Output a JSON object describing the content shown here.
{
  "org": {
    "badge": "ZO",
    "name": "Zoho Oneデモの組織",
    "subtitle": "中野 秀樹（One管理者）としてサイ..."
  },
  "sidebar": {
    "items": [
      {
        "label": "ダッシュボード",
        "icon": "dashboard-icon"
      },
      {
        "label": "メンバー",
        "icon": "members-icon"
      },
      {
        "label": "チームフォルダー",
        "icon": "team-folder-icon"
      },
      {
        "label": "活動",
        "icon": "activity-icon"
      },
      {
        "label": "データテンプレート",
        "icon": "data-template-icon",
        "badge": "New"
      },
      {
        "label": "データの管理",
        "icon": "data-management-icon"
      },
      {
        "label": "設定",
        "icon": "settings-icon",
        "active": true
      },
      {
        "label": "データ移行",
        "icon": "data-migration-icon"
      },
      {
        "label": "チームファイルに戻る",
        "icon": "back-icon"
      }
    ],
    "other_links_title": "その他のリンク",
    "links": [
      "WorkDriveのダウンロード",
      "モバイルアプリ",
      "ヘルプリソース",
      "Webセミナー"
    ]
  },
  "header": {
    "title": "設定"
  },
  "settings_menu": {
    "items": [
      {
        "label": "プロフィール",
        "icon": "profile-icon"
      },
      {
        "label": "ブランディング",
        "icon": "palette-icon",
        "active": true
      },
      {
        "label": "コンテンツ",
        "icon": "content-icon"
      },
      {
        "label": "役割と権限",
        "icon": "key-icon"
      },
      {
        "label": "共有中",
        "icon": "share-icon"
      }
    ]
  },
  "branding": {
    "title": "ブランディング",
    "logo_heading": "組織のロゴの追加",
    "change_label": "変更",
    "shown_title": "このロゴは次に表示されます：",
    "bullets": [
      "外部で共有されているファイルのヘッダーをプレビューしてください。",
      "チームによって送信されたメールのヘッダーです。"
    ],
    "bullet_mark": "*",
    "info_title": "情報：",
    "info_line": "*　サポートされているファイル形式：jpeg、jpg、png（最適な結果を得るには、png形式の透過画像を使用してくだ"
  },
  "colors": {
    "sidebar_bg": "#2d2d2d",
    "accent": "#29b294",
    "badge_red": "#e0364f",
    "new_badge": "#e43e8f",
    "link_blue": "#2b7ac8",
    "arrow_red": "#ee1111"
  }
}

- - - -

◆ **To be done**
Write out the listing once more, matching it exactly.

◆ **Problem solution**
Output a JSON object describing the content shown here.
{
  "org": {
    "badge": "ZO",
    "name": "Zoho Oneデモの組織",
    "subtitle": "中野 秀樹（One管理者）としてサイ..."
  },
  "sidebar": {
    "items": [
      {
        "label": "ダッシュボード",
        "icon": "dashboard-icon"
      },
      {
        "label": "メンバー",
        "icon": "members-icon"
      },
      {
        "label": "チームフォルダー",
        "icon": "team-folder-icon"
      },
      {
        "label": "活動",
        "icon": "activity-icon"
      },
      {
        "label": "データテンプレート",
        "icon": "data-template-icon",
        "badge": "New"
      },
      {
        "label": "データの管理",
        "icon": "data-management-icon"
      },
      {
        "label": "設定",
        "icon": "settings-icon",
        "active": true
      },
      {
        "label": "データ移行",
        "icon": "data-migration-icon"
      },
      {
        "label": "チームファイルに戻る",
        "icon": "back-icon"
      }
    ],
    "other_links_title": "その他のリンク",
    "links": [
      "WorkDriveのダウンロード",
      "モバイルアプリ",
      "ヘルプリソース",
      "Webセミナー"
    ]
  },
  "header": {
    "title": "設定"
  },
  "settings_menu": {
    "items": [
      {
        "label": "プロフィール",
        "icon": "profile-icon"
      },
      {
        "label": "ブランディング",
        "icon": "palette-icon",
        "active": true
      },
      {
        "label": "コンテンツ",
        "icon": "content-icon"
      },
      {
        "label": "役割と権限",
        "icon": "key-icon"
      },
      {
        "label": "共有中",
        "icon": "share-icon"
      }
    ]
  },
  "branding": {
    "title": "ブランディング",
    "logo_heading": "組織のロゴの追加",
    "change_label": "変更",
    "shown_title": "このロゴは次に表示されます：",
    "bullets": [
      "外部で共有されているファイルのヘッダーをプレビューしてください。",
      "チームによって送信されたメールのヘッダーです。"
    ],
    "bullet_mark": "*",
    "info_title": "情報：",
    "info_line": "*　サポートされているファイル形式：jpeg、jpg、png（最適な結果を得るには、png形式の透過画像を使用してくだ"
  },
  "colors": {
    "sidebar_bg": "#2d2d2d",
    "accent": "#29b294",
    "badge_red": "#e0364f",
    "new_badge": "#e43e8f",
    "link_blue": "#2b7ac8",
    "arrow_red": "#ee1111"
  }
}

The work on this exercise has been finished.